WHAT THIS TASK INVOLVES:
Look for the word "JSON" in the entries below, then copy every line that has it.

DATA SHOWN:
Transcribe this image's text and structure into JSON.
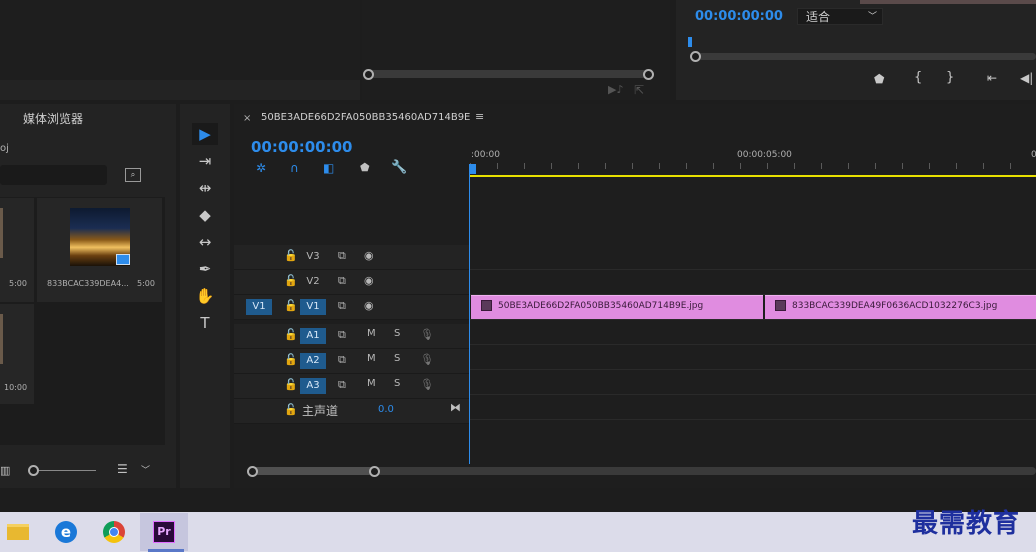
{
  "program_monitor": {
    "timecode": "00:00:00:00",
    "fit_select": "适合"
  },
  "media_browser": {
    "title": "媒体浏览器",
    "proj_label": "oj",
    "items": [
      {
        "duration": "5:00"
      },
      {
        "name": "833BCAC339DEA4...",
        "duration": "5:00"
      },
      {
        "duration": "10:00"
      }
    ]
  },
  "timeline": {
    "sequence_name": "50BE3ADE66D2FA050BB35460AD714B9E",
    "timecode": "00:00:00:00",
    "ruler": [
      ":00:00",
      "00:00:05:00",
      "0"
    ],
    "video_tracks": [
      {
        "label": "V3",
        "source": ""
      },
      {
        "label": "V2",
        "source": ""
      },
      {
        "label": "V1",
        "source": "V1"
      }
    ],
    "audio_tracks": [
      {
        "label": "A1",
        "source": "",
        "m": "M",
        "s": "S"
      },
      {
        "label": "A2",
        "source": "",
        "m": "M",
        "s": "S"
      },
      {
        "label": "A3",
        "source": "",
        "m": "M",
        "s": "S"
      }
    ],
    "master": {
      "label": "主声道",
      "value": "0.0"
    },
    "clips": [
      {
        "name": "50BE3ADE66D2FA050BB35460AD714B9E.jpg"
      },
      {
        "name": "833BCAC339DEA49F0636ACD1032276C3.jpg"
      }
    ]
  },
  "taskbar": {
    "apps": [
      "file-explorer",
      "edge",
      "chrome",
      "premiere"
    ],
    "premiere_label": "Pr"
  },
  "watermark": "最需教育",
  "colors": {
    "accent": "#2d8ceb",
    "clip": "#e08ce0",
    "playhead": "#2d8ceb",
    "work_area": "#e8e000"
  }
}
---
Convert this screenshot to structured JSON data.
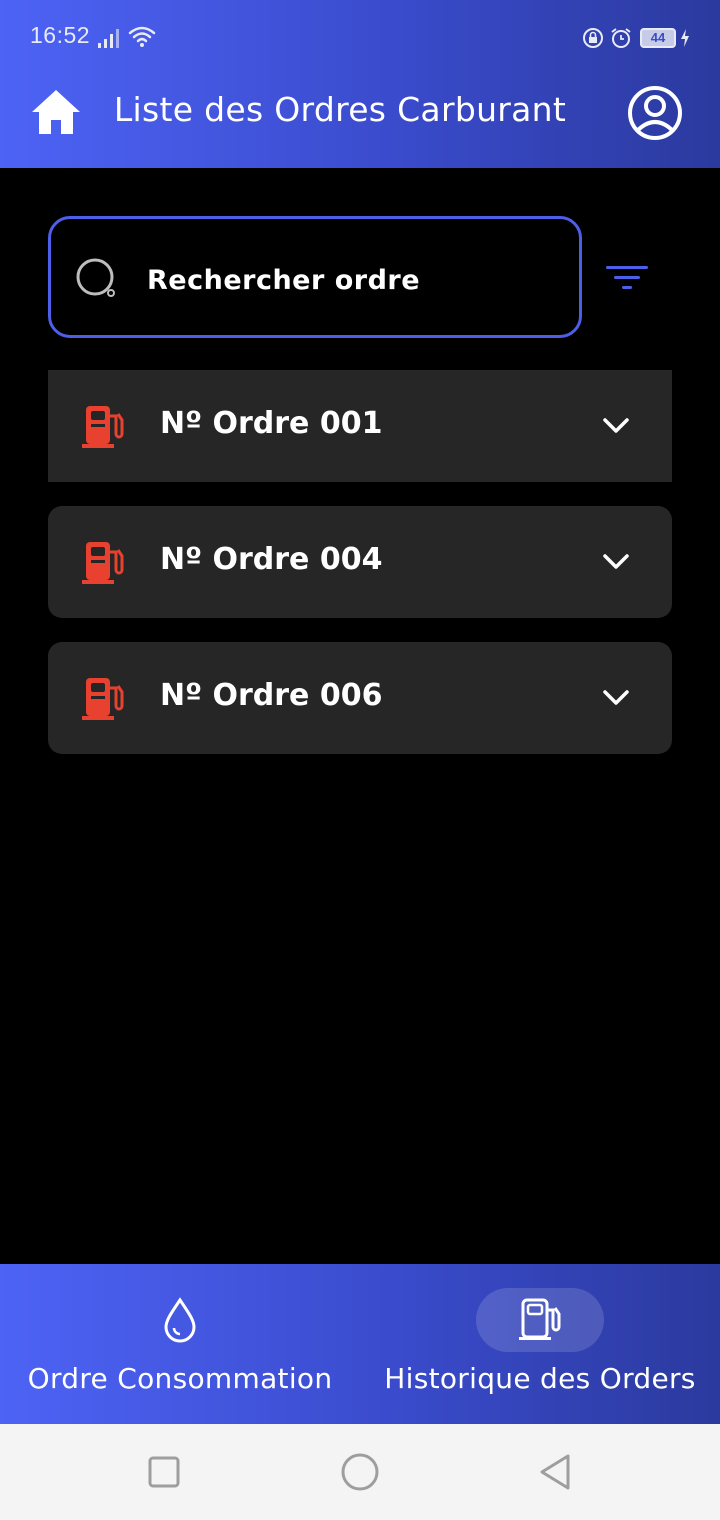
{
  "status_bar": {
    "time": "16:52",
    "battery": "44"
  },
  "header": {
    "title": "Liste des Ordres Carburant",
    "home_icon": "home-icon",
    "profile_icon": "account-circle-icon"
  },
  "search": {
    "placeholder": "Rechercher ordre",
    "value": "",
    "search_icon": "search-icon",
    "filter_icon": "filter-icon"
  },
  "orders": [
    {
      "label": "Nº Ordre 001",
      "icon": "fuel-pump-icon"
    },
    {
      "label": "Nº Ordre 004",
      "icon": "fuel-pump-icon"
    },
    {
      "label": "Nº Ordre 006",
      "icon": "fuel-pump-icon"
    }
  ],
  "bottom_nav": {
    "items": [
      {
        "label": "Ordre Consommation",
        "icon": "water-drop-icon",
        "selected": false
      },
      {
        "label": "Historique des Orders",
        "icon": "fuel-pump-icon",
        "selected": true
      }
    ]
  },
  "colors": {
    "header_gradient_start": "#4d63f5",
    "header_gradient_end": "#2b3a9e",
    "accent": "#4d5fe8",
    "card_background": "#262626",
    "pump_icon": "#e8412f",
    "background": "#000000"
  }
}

CORRECT ANSWER:
Transcribe this image's text and structure into JSON.
Convert this screenshot to structured JSON data.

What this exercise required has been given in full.